DATA SHOWN —
>> Start
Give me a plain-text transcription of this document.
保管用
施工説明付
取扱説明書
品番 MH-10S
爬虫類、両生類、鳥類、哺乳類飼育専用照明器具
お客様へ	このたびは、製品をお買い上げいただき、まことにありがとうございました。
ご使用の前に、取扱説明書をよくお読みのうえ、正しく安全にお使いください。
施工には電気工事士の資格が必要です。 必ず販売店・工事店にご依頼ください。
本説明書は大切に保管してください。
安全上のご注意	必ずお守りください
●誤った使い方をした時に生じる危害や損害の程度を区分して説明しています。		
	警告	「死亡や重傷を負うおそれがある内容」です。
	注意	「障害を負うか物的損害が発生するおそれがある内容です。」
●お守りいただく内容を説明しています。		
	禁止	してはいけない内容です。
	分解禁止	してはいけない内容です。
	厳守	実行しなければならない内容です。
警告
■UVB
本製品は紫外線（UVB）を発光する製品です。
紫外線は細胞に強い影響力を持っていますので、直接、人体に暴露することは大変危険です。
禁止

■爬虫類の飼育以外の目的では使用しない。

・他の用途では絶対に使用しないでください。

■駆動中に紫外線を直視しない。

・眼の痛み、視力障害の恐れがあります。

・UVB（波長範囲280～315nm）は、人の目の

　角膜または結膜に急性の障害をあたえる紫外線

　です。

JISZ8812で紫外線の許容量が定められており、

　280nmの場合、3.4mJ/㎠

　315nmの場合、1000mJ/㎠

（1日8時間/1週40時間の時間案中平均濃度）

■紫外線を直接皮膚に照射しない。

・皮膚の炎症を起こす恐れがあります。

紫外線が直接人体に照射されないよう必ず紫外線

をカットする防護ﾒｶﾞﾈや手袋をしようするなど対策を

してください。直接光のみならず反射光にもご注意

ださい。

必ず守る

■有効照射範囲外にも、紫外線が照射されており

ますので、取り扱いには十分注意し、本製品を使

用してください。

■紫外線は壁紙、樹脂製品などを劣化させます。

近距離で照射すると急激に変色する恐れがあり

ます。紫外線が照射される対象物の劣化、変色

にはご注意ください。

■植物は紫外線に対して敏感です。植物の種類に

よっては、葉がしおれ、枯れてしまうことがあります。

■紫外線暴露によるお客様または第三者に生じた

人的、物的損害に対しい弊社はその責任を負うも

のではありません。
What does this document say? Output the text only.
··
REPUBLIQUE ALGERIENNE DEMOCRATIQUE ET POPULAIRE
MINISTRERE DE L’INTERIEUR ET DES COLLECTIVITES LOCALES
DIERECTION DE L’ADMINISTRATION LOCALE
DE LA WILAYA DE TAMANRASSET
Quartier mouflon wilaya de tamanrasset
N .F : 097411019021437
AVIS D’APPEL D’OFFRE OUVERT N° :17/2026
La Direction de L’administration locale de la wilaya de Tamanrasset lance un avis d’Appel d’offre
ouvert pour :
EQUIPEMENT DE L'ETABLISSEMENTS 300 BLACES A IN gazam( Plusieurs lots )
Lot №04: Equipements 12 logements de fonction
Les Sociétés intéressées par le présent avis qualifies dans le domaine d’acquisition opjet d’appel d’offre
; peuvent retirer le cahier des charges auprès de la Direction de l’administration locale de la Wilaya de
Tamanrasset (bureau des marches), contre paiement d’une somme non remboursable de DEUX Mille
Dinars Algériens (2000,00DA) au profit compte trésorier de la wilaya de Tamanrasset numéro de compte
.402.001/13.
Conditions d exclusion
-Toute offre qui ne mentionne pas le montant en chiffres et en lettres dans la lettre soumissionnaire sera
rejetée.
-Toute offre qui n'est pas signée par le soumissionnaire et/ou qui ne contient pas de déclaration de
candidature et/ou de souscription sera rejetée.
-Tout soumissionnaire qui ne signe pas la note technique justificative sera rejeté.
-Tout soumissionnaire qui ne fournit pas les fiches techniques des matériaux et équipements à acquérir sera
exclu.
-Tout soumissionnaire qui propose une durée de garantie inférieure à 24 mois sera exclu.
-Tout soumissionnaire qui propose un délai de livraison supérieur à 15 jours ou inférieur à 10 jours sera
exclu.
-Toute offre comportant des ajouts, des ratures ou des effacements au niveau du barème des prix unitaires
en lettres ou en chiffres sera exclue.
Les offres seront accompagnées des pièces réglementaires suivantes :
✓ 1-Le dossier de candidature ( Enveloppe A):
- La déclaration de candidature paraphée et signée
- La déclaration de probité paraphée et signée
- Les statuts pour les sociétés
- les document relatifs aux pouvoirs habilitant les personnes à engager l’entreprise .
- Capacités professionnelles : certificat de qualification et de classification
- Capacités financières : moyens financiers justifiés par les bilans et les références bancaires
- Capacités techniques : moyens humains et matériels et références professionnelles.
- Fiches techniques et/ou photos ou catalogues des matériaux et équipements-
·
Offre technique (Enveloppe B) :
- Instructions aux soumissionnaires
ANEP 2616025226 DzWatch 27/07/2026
>> End
EXERCISE TASK — The listing above should be transcribed in full, exactly as written.

REPLY TO THE EXERCISE —
Give me a plain-text transcription of this document.
保管用
施工説明付
取扱説明書
品番 MH-10S
爬虫類、両生類、鳥類、哺乳類飼育専用照明器具
お客様へ	このたびは、製品をお買い上げいただき、まことにありがとうございました。
ご使用の前に、取扱説明書をよくお読みのうえ、正しく安全にお使いください。
施工には電気工事士の資格が必要です。 必ず販売店・工事店にご依頼ください。
本説明書は大切に保管してください。
安全上のご注意	必ずお守りください
●誤った使い方をした時に生じる危害や損害の程度を区分して説明しています。		
	警告	「死亡や重傷を負うおそれがある内容」です。
	注意	「障害を負うか物的損害が発生するおそれがある内容です。」
●お守りいただく内容を説明しています。		
	禁止	してはいけない内容です。
	分解禁止	してはいけない内容です。
	厳守	実行しなければならない内容です。
警告
■UVB
本製品は紫外線（UVB）を発光する製品です。
紫外線は細胞に強い影響力を持っていますので、直接、人体に暴露することは大変危険です。
禁止

■爬虫類の飼育以外の目的では使用しない。

・他の用途では絶対に使用しないでください。

■駆動中に紫外線を直視しない。

・眼の痛み、視力障害の恐れがあります。

・UVB（波長範囲280～315nm）は、人の目の

　角膜または結膜に急性の障害をあたえる紫外線

　です。

JISZ8812で紫外線の許容量が定められており、

　280nmの場合、3.4mJ/㎠

　315nmの場合、1000mJ/㎠

（1日8時間/1週40時間の時間案中平均濃度）

■紫外線を直接皮膚に照射しない。

・皮膚の炎症を起こす恐れがあります。

紫外線が直接人体に照射されないよう必ず紫外線

をカットする防護ﾒｶﾞﾈや手袋をしようするなど対策を

してください。直接光のみならず反射光にもご注意

ださい。

必ず守る

■有効照射範囲外にも、紫外線が照射されており

ますので、取り扱いには十分注意し、本製品を使

用してください。

■紫外線は壁紙、樹脂製品などを劣化させます。

近距離で照射すると急激に変色する恐れがあり

ます。紫外線が照射される対象物の劣化、変色

にはご注意ください。

■植物は紫外線に対して敏感です。植物の種類に

よっては、葉がしおれ、枯れてしまうことがあります。

■紫外線暴露によるお客様または第三者に生じた

人的、物的損害に対しい弊社はその責任を負うも

のではありません。
What does this document say? Output the text only.
··
REPUBLIQUE ALGERIENNE DEMOCRATIQUE ET POPULAIRE
MINISTRERE DE L’INTERIEUR ET DES COLLECTIVITES LOCALES
DIERECTION DE L’ADMINISTRATION LOCALE
DE LA WILAYA DE TAMANRASSET
Quartier mouflon wilaya de tamanrasset
N .F : 097411019021437
AVIS D’APPEL D’OFFRE OUVERT N° :17/2026
La Direction de L’administration locale de la wilaya de Tamanrasset lance un avis d’Appel d’offre
ouvert pour :
EQUIPEMENT DE L'ETABLISSEMENTS 300 BLACES A IN gazam( Plusieurs lots )
Lot №04: Equipements 12 logements de fonction
Les Sociétés intéressées par le présent avis qualifies dans le domaine d’acquisition opjet d’appel d’offre
; peuvent retirer le cahier des charges auprès de la Direction de l’administration locale de la Wilaya de
Tamanrasset (bureau des marches), contre paiement d’une somme non remboursable de DEUX Mille
Dinars Algériens (2000,00DA) au profit compte trésorier de la wilaya de Tamanrasset numéro de compte
.402.001/13.
Conditions d exclusion
-Toute offre qui ne mentionne pas le montant en chiffres et en lettres dans la lettre soumissionnaire sera
rejetée.
-Toute offre qui n'est pas signée par le soumissionnaire et/ou qui ne contient pas de déclaration de
candidature et/ou de souscription sera rejetée.
-Tout soumissionnaire qui ne signe pas la note technique justificative sera rejeté.
-Tout soumissionnaire qui ne fournit pas les fiches techniques des matériaux et équipements à acquérir sera
exclu.
-Tout soumissionnaire qui propose une durée de garantie inférieure à 24 mois sera exclu.
-Tout soumissionnaire qui propose un délai de livraison supérieur à 15 jours ou inférieur à 10 jours sera
exclu.
-Toute offre comportant des ajouts, des ratures ou des effacements au niveau du barème des prix unitaires
en lettres ou en chiffres sera exclue.
Les offres seront accompagnées des pièces réglementaires suivantes :
✓ 1-Le dossier de candidature ( Enveloppe A):
- La déclaration de candidature paraphée et signée
- La déclaration de probité paraphée et signée
- Les statuts pour les sociétés
- les document relatifs aux pouvoirs habilitant les personnes à engager l’entreprise .
- Capacités professionnelles : certificat de qualification et de classification
- Capacités financières : moyens financiers justifiés par les bilans et les références bancaires
- Capacités techniques : moyens humains et matériels et références professionnelles.
- Fiches techniques et/ou photos ou catalogues des matériaux et équipements-
·
Offre technique (Enveloppe B) :
- Instructions aux soumissionnaires
ANEP 2616025226 DzWatch 27/07/2026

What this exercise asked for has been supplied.